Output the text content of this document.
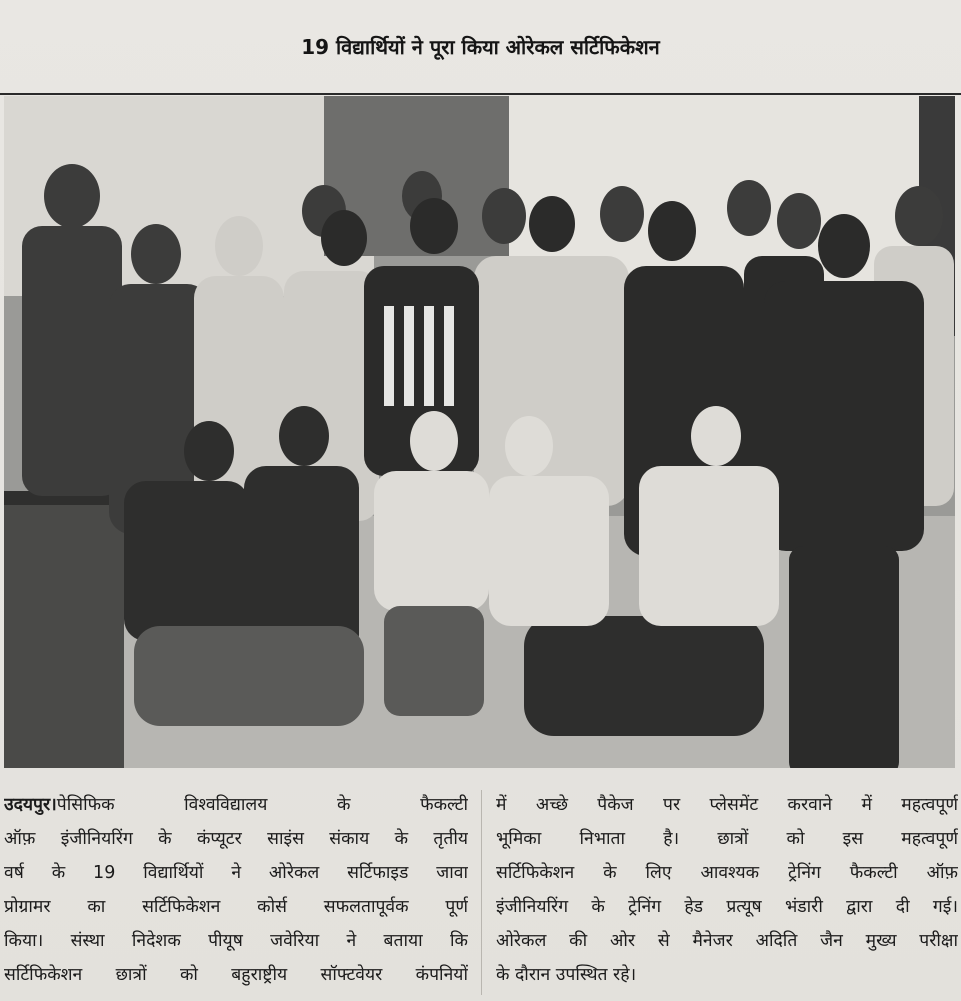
19 विद्यार्थियों ने पूरा किया ओरेकल सर्टिफिकेशन
उदयपुर।पेसिफिक विश्वविद्यालय के फैकल्टी
ऑफ़ इंजीनियरिंग के कंप्यूटर साइंस संकाय के तृतीय
वर्ष के 19 विद्यार्थियों ने ओरेकल सर्टिफाइड जावा
प्रोग्रामर का सर्टिफिकेशन कोर्स सफलतापूर्वक पूर्ण
किया। संस्था निदेशक पीयूष जवेरिया ने बताया कि
सर्टिफिकेशन छात्रों को बहुराष्ट्रीय सॉफ्टवेयर कंपनियों
में अच्छे पैकेज पर प्लेसमेंट करवाने में महत्वपूर्ण
भूमिका निभाता है। छात्रों को इस महत्वपूर्ण
सर्टिफिकेशन के लिए आवश्यक ट्रेनिंग फैकल्टी ऑफ़
इंजीनियरिंग के ट्रेनिंग हेड प्रत्यूष भंडारी द्वारा दी गई।
ओरेकल की ओर से मैनेजर अदिति जैन मुख्य परीक्षा
के दौरान उपस्थित रहे।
________________________________________
● **Request**
Repeat all of the data above word for word, minus the pictures.

● **Output**
Output the text content of this document.
19 विद्यार्थियों ने पूरा किया ओरेकल सर्टिफिकेशन
उदयपुर।पेसिफिक विश्वविद्यालय के फैकल्टी
ऑफ़ इंजीनियरिंग के कंप्यूटर साइंस संकाय के तृतीय
वर्ष के 19 विद्यार्थियों ने ओरेकल सर्टिफाइड जावा
प्रोग्रामर का सर्टिफिकेशन कोर्स सफलतापूर्वक पूर्ण
किया। संस्था निदेशक पीयूष जवेरिया ने बताया कि
सर्टिफिकेशन छात्रों को बहुराष्ट्रीय सॉफ्टवेयर कंपनियों
में अच्छे पैकेज पर प्लेसमेंट करवाने में महत्वपूर्ण
भूमिका निभाता है। छात्रों को इस महत्वपूर्ण
सर्टिफिकेशन के लिए आवश्यक ट्रेनिंग फैकल्टी ऑफ़
इंजीनियरिंग के ट्रेनिंग हेड प्रत्यूष भंडारी द्वारा दी गई।
ओरेकल की ओर से मैनेजर अदिति जैन मुख्य परीक्षा
के दौरान उपस्थित रहे।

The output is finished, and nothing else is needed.